## Work to be completed
Which lines include the word "Horse"? Copy each of them.

## Entries
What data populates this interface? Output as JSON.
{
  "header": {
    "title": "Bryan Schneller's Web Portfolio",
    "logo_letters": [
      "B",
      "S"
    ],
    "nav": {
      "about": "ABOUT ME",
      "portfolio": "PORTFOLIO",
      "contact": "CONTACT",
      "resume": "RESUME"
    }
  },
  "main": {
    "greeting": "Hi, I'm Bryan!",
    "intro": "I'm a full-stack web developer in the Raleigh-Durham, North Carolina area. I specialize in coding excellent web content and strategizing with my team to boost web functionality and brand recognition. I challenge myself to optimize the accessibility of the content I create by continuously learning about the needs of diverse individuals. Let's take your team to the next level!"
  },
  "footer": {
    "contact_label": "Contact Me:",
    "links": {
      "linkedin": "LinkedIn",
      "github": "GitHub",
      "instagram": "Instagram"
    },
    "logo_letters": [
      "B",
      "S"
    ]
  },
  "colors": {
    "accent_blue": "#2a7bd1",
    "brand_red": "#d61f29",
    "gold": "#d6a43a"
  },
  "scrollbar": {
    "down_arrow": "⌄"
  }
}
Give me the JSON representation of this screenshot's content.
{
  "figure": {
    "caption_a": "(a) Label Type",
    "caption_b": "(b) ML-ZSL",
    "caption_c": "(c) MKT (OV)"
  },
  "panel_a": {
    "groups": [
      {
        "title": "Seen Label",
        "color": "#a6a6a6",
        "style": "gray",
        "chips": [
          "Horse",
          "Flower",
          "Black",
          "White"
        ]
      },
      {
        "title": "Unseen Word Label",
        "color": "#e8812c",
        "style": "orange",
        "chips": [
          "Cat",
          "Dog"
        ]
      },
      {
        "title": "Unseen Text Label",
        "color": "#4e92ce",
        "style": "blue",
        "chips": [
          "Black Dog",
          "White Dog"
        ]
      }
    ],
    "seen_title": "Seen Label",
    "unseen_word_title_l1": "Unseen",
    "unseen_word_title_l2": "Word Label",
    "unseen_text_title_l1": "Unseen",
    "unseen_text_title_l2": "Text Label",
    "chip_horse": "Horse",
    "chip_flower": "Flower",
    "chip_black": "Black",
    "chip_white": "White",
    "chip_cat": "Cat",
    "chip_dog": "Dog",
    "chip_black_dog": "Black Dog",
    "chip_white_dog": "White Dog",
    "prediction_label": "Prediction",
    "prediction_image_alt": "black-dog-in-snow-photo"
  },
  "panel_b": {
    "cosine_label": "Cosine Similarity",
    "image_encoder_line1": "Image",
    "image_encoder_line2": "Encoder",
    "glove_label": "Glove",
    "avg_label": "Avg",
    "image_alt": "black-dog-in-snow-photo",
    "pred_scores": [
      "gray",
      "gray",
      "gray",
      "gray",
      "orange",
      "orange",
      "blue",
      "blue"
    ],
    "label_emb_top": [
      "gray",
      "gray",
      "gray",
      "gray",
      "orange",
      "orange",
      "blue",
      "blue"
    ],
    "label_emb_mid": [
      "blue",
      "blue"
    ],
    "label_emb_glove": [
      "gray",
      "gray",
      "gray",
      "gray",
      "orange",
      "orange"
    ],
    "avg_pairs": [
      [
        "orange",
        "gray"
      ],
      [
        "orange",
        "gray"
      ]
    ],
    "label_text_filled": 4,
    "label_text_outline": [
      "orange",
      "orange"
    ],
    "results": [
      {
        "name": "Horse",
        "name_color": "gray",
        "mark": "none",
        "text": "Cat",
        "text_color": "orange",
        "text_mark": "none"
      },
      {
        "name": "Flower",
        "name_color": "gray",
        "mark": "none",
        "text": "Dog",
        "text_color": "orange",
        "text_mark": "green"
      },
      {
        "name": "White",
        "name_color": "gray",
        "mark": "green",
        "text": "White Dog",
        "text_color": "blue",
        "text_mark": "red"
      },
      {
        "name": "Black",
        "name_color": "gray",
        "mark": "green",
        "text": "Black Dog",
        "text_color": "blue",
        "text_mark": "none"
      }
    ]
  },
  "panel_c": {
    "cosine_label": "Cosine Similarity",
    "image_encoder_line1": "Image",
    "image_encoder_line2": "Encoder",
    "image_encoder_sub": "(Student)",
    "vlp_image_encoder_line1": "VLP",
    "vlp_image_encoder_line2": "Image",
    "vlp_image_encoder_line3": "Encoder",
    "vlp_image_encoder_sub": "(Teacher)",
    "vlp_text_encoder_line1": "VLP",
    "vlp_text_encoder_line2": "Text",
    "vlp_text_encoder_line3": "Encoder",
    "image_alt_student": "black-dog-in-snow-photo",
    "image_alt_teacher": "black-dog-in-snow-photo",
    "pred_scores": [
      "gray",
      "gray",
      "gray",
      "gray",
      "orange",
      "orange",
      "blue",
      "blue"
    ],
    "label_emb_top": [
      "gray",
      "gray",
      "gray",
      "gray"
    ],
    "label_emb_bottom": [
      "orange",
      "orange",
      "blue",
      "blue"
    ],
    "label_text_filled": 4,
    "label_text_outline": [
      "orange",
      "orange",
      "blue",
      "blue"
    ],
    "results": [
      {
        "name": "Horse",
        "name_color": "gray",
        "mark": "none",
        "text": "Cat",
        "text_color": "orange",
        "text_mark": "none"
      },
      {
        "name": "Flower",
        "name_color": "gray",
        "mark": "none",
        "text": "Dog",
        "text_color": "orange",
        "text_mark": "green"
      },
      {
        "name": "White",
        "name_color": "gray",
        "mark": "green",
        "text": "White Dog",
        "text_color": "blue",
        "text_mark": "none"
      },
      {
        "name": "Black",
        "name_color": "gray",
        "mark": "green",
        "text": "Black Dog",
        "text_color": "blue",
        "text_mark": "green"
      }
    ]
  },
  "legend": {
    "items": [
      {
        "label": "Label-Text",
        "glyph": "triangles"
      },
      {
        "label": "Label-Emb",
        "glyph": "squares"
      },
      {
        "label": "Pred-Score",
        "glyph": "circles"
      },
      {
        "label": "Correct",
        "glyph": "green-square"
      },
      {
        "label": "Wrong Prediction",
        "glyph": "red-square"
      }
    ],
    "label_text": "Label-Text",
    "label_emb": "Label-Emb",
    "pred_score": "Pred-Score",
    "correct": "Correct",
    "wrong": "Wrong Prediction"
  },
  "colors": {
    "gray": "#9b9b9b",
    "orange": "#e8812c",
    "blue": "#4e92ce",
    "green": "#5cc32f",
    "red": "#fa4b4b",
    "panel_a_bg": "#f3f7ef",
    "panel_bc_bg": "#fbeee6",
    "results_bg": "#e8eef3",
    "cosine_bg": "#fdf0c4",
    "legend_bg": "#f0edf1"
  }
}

## Output
          "Horse",
    "chip_horse": "Horse",
        "name": "Horse",
        "name": "Horse",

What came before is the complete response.